## [What to do]
Copy the items starting at the line that contains "isbn-number: ISBN 978-88-08-17122-1" and ending at the line that contains "publisher-website: www.zanichelli.it [877,1407,997,1424]", both included.

— start —

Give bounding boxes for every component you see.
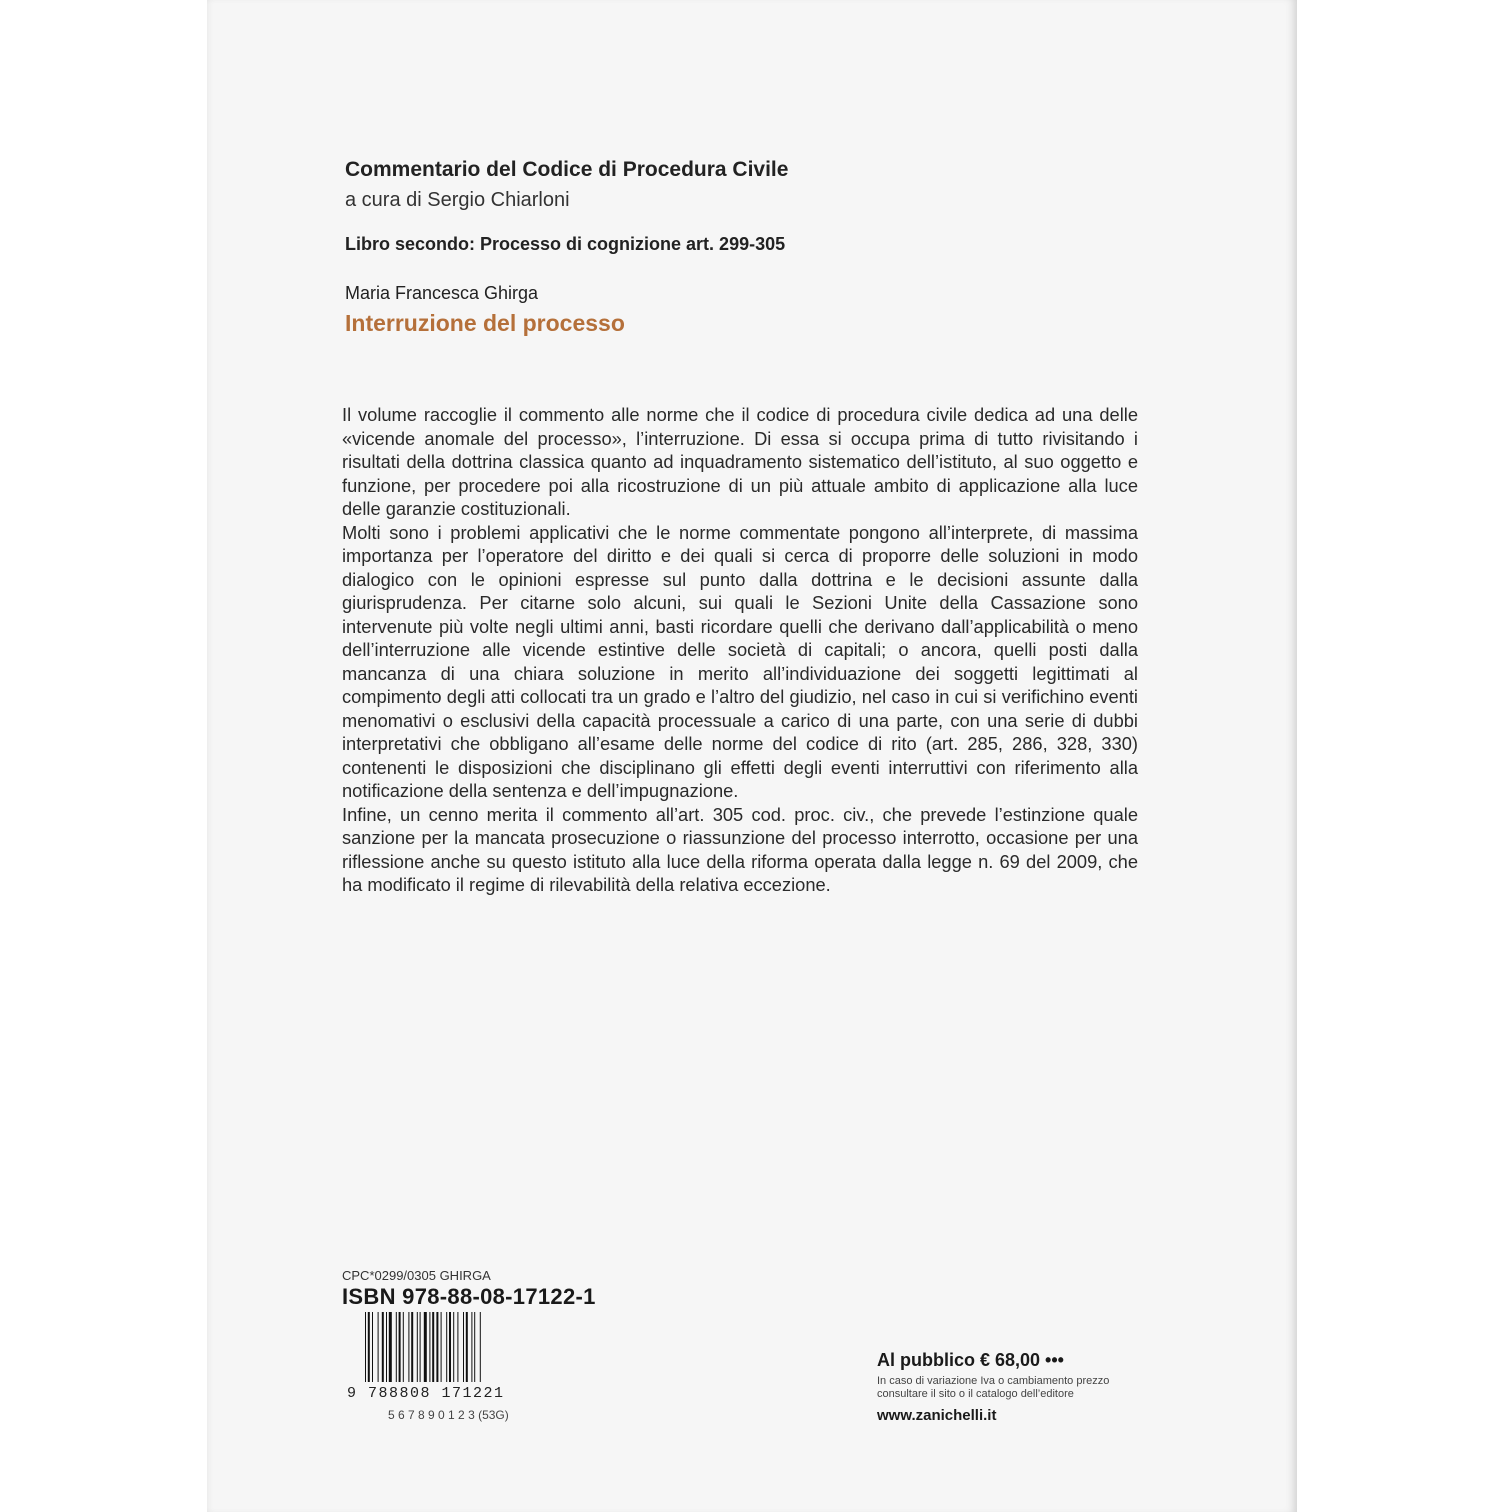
isbn-number: ISBN 978-88-08-17122-1 [342,1284,596,1309]
description-paragraph: Molti sono i problemi applicativi che le norme commentate pongono all’interprete, di massima importanza per l’operatore del diritto e dei quali si cerca di proporre delle soluzioni in modo dialogico con le opinioni espresse sul punto dalla dottrina e le decisioni assunte dalla giurisprudenza. Per citarne solo alcuni, sui quali le Sezioni Unite della Cassazione sono intervenute più volte negli ultimi anni, basti ricordare quelli che derivano dall’applicabilità o meno dell’interruzione alle vicende estintive delle società di capitali; o ancora, quelli posti dalla mancanza di una chiara soluzione in merito all’individuazione dei soggetti legittimati al compimento degli atti collocati tra un grado e l’altro del giudizio, nel caso in cui si verifichino eventi menomativi o esclusivi della capacità processuale a carico di una parte, con una serie di dubbi interpretativi che obbligano all’esame delle norme del codice di rito (art. 285, 286, 328, 330) contenenti le disposizioni che disciplinano gli effetti degli eventi interruttivi con riferimento alla notificazione della sentenza e dell’impugnazione. [342,521,1138,801]
author-name: Maria Francesca Ghirga [345,283,539,303]
series-code: CPC*0299/0305 GHIRGA [342,1268,491,1283]
print-run-code: 5 6 7 8 9 0 1 2 3 (53G) [388,1408,509,1422]
price-label: Al pubblico € 68,00 ••• [877,1350,1064,1370]
price-note-line: consultare il sito o il catalogo dell’editore [877,1388,1074,1400]
price-note-line: In caso di variazione Iva o cambiamento prezzo [877,1375,1110,1387]
description-paragraph: Il volume raccoglie il commento alle norme che il codice di procedura civile dedica ad una delle «vicende anomale del processo», l’interruzione. Di essa si occupa prima di tutto rivisitando i risultati della dottrina classica quanto ad inquadramento sistematico dell’istituto, al suo oggetto e funzione, per procedere poi alla ricostruzione di un più attuale ambito di applicazione alla luce delle garanzie costituzionali. [342,404,1138,519]
book-title: Interruzione del processo [345,310,625,336]
barcode-image [365,1312,531,1382]
editor-credit: a cura di Sergio Chiarloni [345,189,570,211]
publisher-website: www.zanichelli.it [877,1407,997,1424]
description-paragraph: Infine, un cenno merita il commento all’art. 305 cod. proc. civ., che prevede l’estinzione quale sanzione per la mancata prosecuzione o riassunzione del processo interrotto, occasione per una riflessione anche su questo istituto alla luce della riforma operata dalla legge n. 69 del 2009, che ha modificato il regime di rilevabilità della relativa eccezione. [342,803,1138,895]
book-part-heading: Libro secondo: Processo di cognizione art. 299-305 [345,234,786,254]
price-note [877,1375,1109,1401]
barcode-digits: 9 788808 171221 [347,1385,505,1402]
series-title: Commentario del Codice di Procedura Civile [345,158,789,181]
description-text [342,403,1138,897]
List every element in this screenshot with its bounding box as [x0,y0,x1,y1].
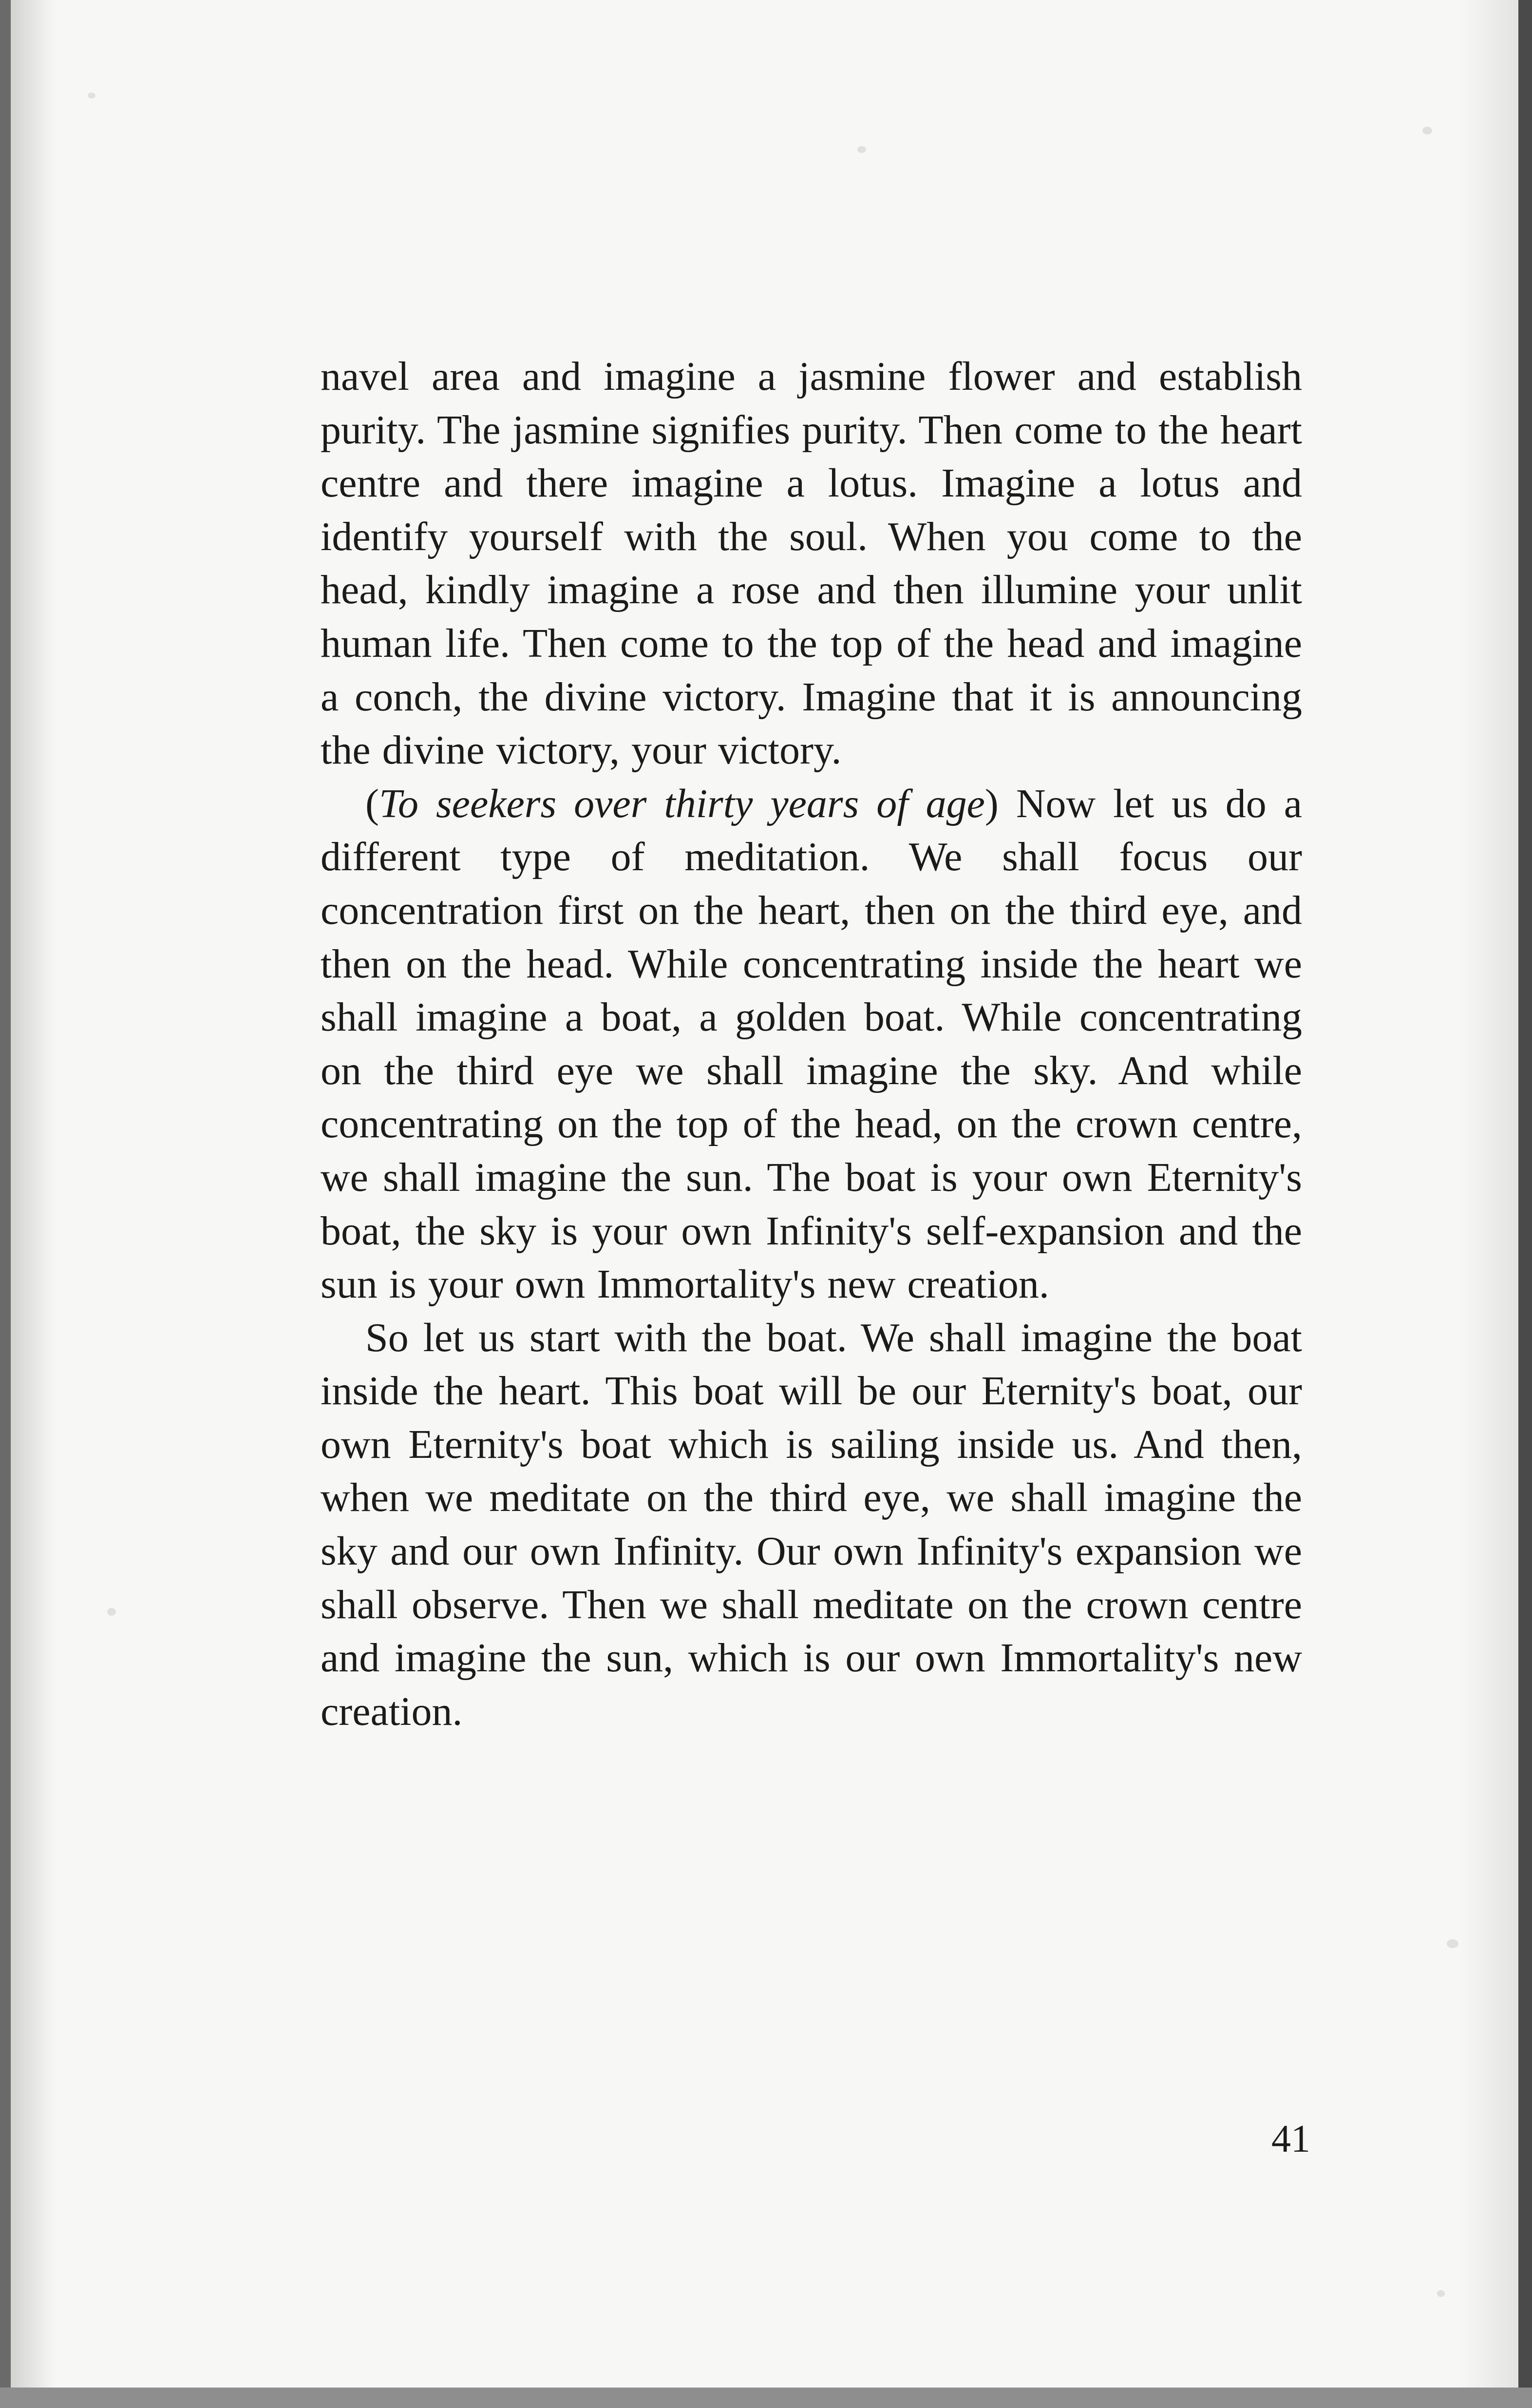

— end —

## [Written answer]
isbn-number: ISBN 978-88-08-17122-1 [342,1284,596,1309]
description-paragraph: Molti sono i problemi applicativi che le norme commentate pongono all’interprete, di massima importanza per l’operatore del diritto e dei quali si cerca di proporre delle soluzioni in modo dialogico con le opinioni espresse sul punto dalla dottrina e le decisioni assunte dalla giurisprudenza. Per citarne solo alcuni, sui quali le Sezioni Unite della Cassazione sono intervenute più volte negli ultimi anni, basti ricordare quelli che derivano dall’applicabilità o meno dell’interruzione alle vicende estintive delle società di capitali; o ancora, quelli posti dalla mancanza di una chiara soluzione in merito all’individuazione dei soggetti legittimati al compimento degli atti collocati tra un grado e l’altro del giudizio, nel caso in cui si verifichino eventi menomativi o esclusivi della capacità processuale a carico di una parte, con una serie di dubbi interpretativi che obbligano all’esame delle norme del codice di rito (art. 285, 286, 328, 330) contenenti le disposizioni che disciplinano gli effetti degli eventi interruttivi con riferimento alla notificazione della sentenza e dell’impugnazione. [342,521,1138,801]
author-name: Maria Francesca Ghirga [345,283,539,303]
series-code: CPC*0299/0305 GHIRGA [342,1268,491,1283]
print-run-code: 5 6 7 8 9 0 1 2 3 (53G) [388,1408,509,1422]
price-label: Al pubblico € 68,00 ••• [877,1350,1064,1370]
price-note-line: consultare il sito o il catalogo dell’editore [877,1388,1074,1400]
price-note-line: In caso di variazione Iva o cambiamento prezzo [877,1375,1110,1387]
description-paragraph: Il volume raccoglie il commento alle norme che il codice di procedura civile dedica ad una delle «vicende anomale del processo», l’interruzione. Di essa si occupa prima di tutto rivisitando i risultati della dottrina classica quanto ad inquadramento sistematico dell’istituto, al suo oggetto e funzione, per procedere poi alla ricostruzione di un più attuale ambito di applicazione alla luce delle garanzie costituzionali. [342,404,1138,519]
book-title: Interruzione del processo [345,310,625,336]
barcode-image [365,1312,531,1382]
editor-credit: a cura di Sergio Chiarloni [345,189,570,211]
publisher-website: www.zanichelli.it [877,1407,997,1424]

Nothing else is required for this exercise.